--- BEGIN ---

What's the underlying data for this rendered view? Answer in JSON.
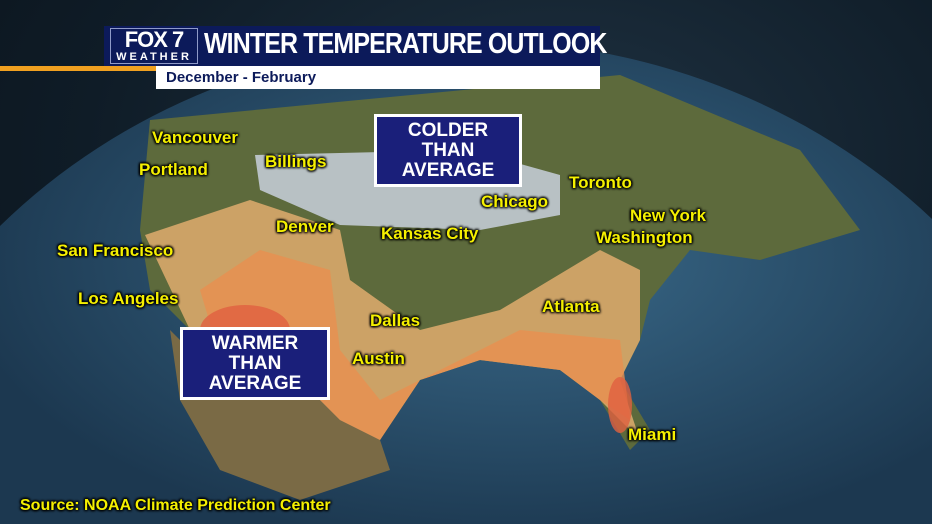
{
  "header": {
    "logo_top": "FOX 7",
    "logo_bottom": "WEATHER",
    "title": "WINTER TEMPERATURE OUTLOOK",
    "subtitle": "December - February"
  },
  "legend_boxes": {
    "colder": [
      "COLDER",
      "THAN",
      "AVERAGE"
    ],
    "warmer": [
      "WARMER",
      "THAN",
      "AVERAGE"
    ]
  },
  "colors": {
    "colder": "#c8d0dc",
    "warmer_light": "#e8b070",
    "warmer": "#e89050",
    "warmer_strong": "#e06040",
    "box": "#1a1f7a",
    "label": "#f5f000"
  },
  "cities": [
    "Vancouver",
    "Portland",
    "Billings",
    "San Francisco",
    "Los Angeles",
    "Denver",
    "Kansas City",
    "Chicago",
    "Toronto",
    "New York",
    "Washington",
    "Dallas",
    "Austin",
    "Atlanta",
    "Miami"
  ],
  "source": "Source: NOAA Climate Prediction Center"
}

--- END ---

Direction:
Repeat all of the data above word for word, minus the pictures.

Task result:
What's the underlying data for this rendered view? Answer in JSON.
{
  "header": {
    "logo_top": "FOX 7",
    "logo_bottom": "WEATHER",
    "title": "WINTER TEMPERATURE OUTLOOK",
    "subtitle": "December - February"
  },
  "legend_boxes": {
    "colder": [
      "COLDER",
      "THAN",
      "AVERAGE"
    ],
    "warmer": [
      "WARMER",
      "THAN",
      "AVERAGE"
    ]
  },
  "colors": {
    "colder": "#c8d0dc",
    "warmer_light": "#e8b070",
    "warmer": "#e89050",
    "warmer_strong": "#e06040",
    "box": "#1a1f7a",
    "label": "#f5f000"
  },
  "cities": [
    "Vancouver",
    "Portland",
    "Billings",
    "San Francisco",
    "Los Angeles",
    "Denver",
    "Kansas City",
    "Chicago",
    "Toronto",
    "New York",
    "Washington",
    "Dallas",
    "Austin",
    "Atlanta",
    "Miami"
  ],
  "source": "Source: NOAA Climate Prediction Center"
}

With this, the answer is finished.